- **EXERCISE BRIEF**
Look through the records that follow. Copy every line containing the word "Всего".

'''

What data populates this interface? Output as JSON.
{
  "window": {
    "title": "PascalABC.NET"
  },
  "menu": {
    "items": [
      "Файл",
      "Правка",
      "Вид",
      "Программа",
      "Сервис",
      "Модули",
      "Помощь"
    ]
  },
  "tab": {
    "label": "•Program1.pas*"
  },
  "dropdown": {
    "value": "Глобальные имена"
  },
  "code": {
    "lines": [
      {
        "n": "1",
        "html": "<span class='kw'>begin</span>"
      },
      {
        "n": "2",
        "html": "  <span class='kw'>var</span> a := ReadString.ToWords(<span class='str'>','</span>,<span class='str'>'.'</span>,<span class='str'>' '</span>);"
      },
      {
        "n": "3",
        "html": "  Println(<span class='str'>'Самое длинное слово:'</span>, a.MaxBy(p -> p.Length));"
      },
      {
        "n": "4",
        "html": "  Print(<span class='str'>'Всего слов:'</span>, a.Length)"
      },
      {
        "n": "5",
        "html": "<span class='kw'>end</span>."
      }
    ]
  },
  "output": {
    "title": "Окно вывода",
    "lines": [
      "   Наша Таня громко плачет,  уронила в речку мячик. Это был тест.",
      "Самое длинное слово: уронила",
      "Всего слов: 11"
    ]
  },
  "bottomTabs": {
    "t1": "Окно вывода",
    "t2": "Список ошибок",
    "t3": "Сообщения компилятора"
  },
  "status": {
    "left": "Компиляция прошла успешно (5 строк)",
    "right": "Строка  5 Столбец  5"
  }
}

'''

- **THE ANSWER**
        "html": "  Print(<span class='str'>'Всего слов:'</span>, a.Length)"
      "Всего слов: 11"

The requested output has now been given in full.